> _TASK TO COMPLETE_
The records below must be transcribed exactly. Do not include the pictures.

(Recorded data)
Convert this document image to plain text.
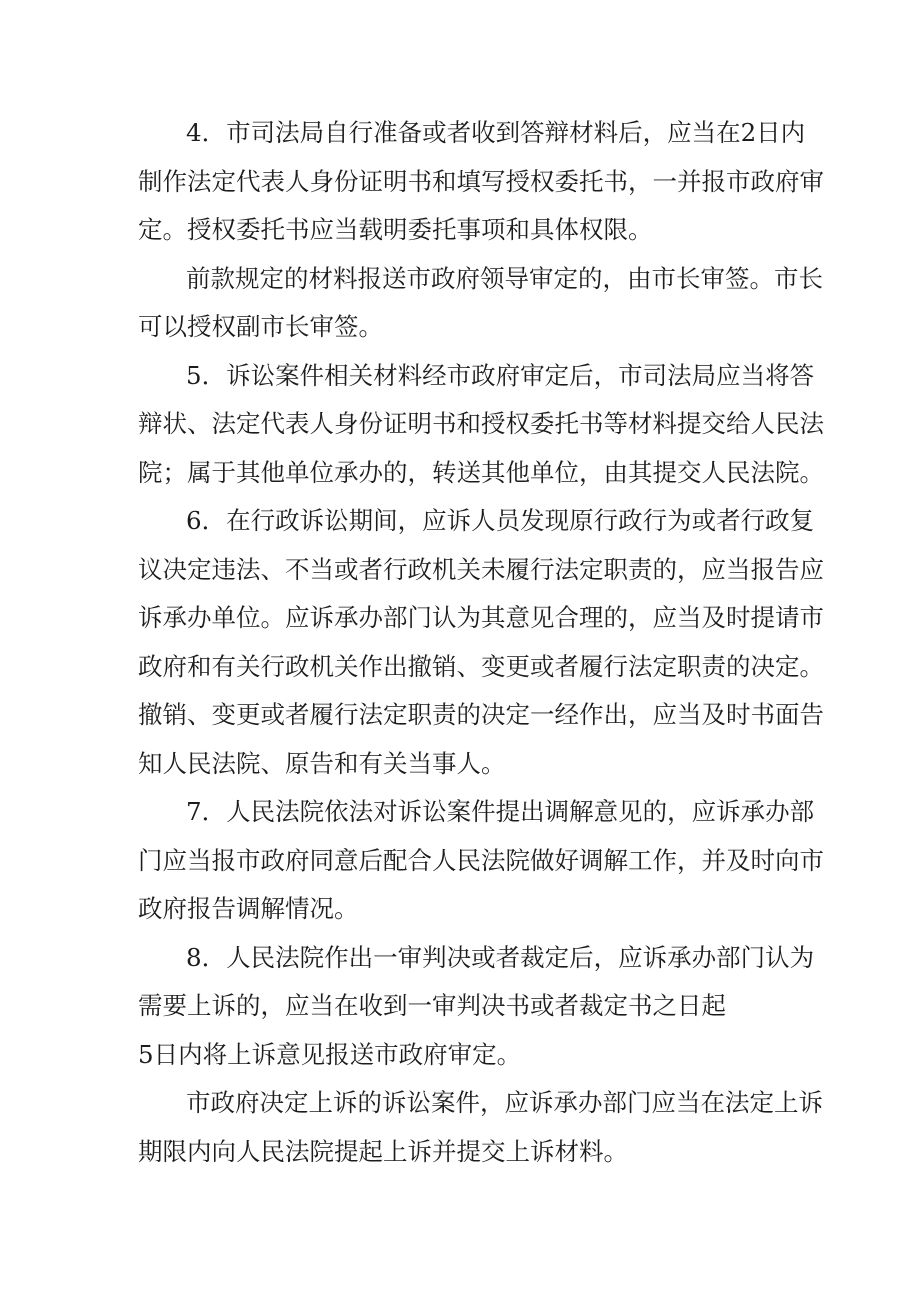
4．市司法局自行准备或者收到答辩材料后，应当在2日内
制作法定代表人身份证明书和填写授权委托书，一并报市政府审
定。授权委托书应当载明委托事项和具体权限。
前款规定的材料报送市政府领导审定的，由市长审签。市长
可以授权副市长审签。
5．诉讼案件相关材料经市政府审定后，市司法局应当将答
辩状、法定代表人身份证明书和授权委托书等材料提交给人民法
院；属于其他单位承办的，转送其他单位，由其提交人民法院。
6．在行政诉讼期间，应诉人员发现原行政行为或者行政复
议决定违法、不当或者行政机关未履行法定职责的，应当报告应
诉承办单位。应诉承办部门认为其意见合理的，应当及时提请市
政府和有关行政机关作出撤销、变更或者履行法定职责的决定。
撤销、变更或者履行法定职责的决定一经作出，应当及时书面告
知人民法院、原告和有关当事人。
7．人民法院依法对诉讼案件提出调解意见的，应诉承办部
门应当报市政府同意后配合人民法院做好调解工作，并及时向市
政府报告调解情况。
8．人民法院作出一审判决或者裁定后，应诉承办部门认为
需要上诉的，应当在收到一审判决书或者裁定书之日起
5日内将上诉意见报送市政府审定。
市政府决定上诉的诉讼案件，应诉承办部门应当在法定上诉
期限内向人民法院提起上诉并提交上诉材料。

> _RESULT_
Convert this document image to plain text.
4．市司法局自行准备或者收到答辩材料后，应当在2日内
制作法定代表人身份证明书和填写授权委托书，一并报市政府审
定。授权委托书应当载明委托事项和具体权限。
前款规定的材料报送市政府领导审定的，由市长审签。市长
可以授权副市长审签。
5．诉讼案件相关材料经市政府审定后，市司法局应当将答
辩状、法定代表人身份证明书和授权委托书等材料提交给人民法
院；属于其他单位承办的，转送其他单位，由其提交人民法院。
6．在行政诉讼期间，应诉人员发现原行政行为或者行政复
议决定违法、不当或者行政机关未履行法定职责的，应当报告应
诉承办单位。应诉承办部门认为其意见合理的，应当及时提请市
政府和有关行政机关作出撤销、变更或者履行法定职责的决定。
撤销、变更或者履行法定职责的决定一经作出，应当及时书面告
知人民法院、原告和有关当事人。
7．人民法院依法对诉讼案件提出调解意见的，应诉承办部
门应当报市政府同意后配合人民法院做好调解工作，并及时向市
政府报告调解情况。
8．人民法院作出一审判决或者裁定后，应诉承办部门认为
需要上诉的，应当在收到一审判决书或者裁定书之日起
5日内将上诉意见报送市政府审定。
市政府决定上诉的诉讼案件，应诉承办部门应当在法定上诉
期限内向人民法院提起上诉并提交上诉材料。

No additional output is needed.